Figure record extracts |
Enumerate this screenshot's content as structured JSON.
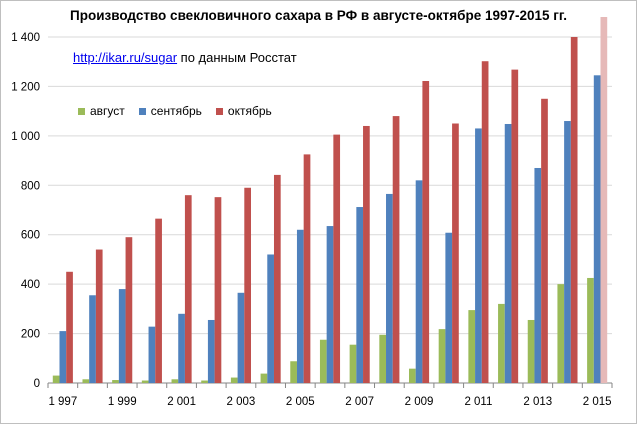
{
  "chart_data": {
    "type": "bar",
    "title": "Производство свекловичного сахара в РФ в августе-октябре 1997-2015 гг.",
    "subtitle_link": "http://ikar.ru/sugar",
    "subtitle_text": " по данным Росстат",
    "categories": [
      1997,
      1998,
      1999,
      2000,
      2001,
      2002,
      2003,
      2004,
      2005,
      2006,
      2007,
      2008,
      2009,
      2010,
      2011,
      2012,
      2013,
      2014,
      2015
    ],
    "x_tick_labels": [
      "1 997",
      "1 999",
      "2 001",
      "2 003",
      "2 005",
      "2 007",
      "2 009",
      "2 011",
      "2 013",
      "2 015"
    ],
    "y_tick_labels": [
      "0",
      "200",
      "400",
      "600",
      "800",
      "1 000",
      "1 200",
      "1 400"
    ],
    "ylim": [
      0,
      1400
    ],
    "y_step": 200,
    "grid": true,
    "legend_position": "top-left",
    "series": [
      {
        "name": "август",
        "color": "#9bbb59",
        "values": [
          30,
          15,
          12,
          10,
          15,
          10,
          22,
          38,
          88,
          175,
          155,
          195,
          58,
          218,
          295,
          320,
          255,
          400,
          425
        ]
      },
      {
        "name": "сентябрь",
        "color": "#4f81bd",
        "values": [
          210,
          355,
          380,
          228,
          280,
          255,
          365,
          520,
          620,
          635,
          712,
          765,
          820,
          608,
          1030,
          1048,
          870,
          1060,
          1245
        ]
      },
      {
        "name": "октябрь",
        "color": "#c0504d",
        "values": [
          450,
          540,
          590,
          665,
          760,
          752,
          790,
          842,
          925,
          1005,
          1040,
          1080,
          1222,
          1050,
          1302,
          1268,
          1150,
          1400,
          1480
        ]
      }
    ],
    "highlight": {
      "series": "октябрь",
      "category": 2015,
      "color": "#e6b9b8"
    }
  }
}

Written task | Where does the word "color" appear? Return each line that holds it.

Exercise output |
        "color": "#9bbb59",
        "color": "#4f81bd",
        "color": "#c0504d",
      "color": "#e6b9b8"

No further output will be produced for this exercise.